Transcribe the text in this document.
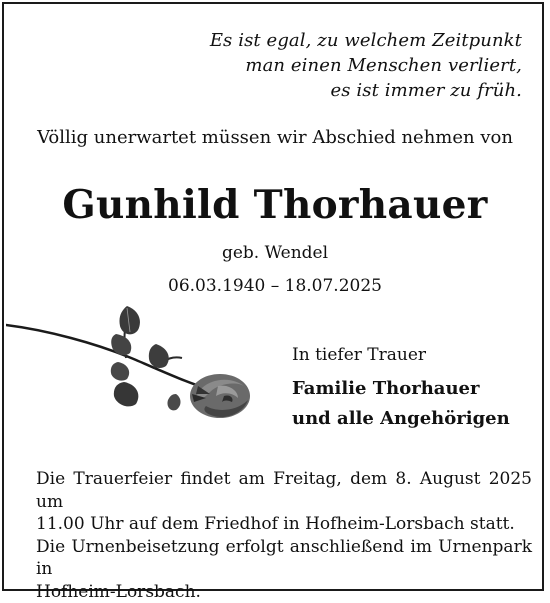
Es ist egal, zu welchem Zeitpunkt
man einen Menschen verliert,
es ist immer zu früh.
Völlig unerwartet müssen wir Abschied nehmen von
Gunhild Thorhauer
geb. Wendel
06.03.1940 – 18.07.2025
In tiefer Trauer
Familie Thorhauer
und alle Angehörigen
Die Trauerfeier findet am Freitag, dem 8. August 2025 um
11.00 Uhr auf dem Friedhof in Hofheim-Lorsbach statt.
Die Urnenbeisetzung erfolgt anschließend im Urnenpark in
Hofheim-Lorsbach.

= WHAT THIS TASK INVOLVES =
Reproduce the records, all of them, word for word; omit the pictures.

= WRITTEN ANSWER =
Transcribe the text in this document.
Es ist egal, zu welchem Zeitpunkt
man einen Menschen verliert,
es ist immer zu früh.
Völlig unerwartet müssen wir Abschied nehmen von
Gunhild Thorhauer
geb. Wendel
06.03.1940 – 18.07.2025
In tiefer Trauer
Familie Thorhauer
und alle Angehörigen
Die Trauerfeier findet am Freitag, dem 8. August 2025 um
11.00 Uhr auf dem Friedhof in Hofheim-Lorsbach statt.
Die Urnenbeisetzung erfolgt anschließend im Urnenpark in
Hofheim-Lorsbach.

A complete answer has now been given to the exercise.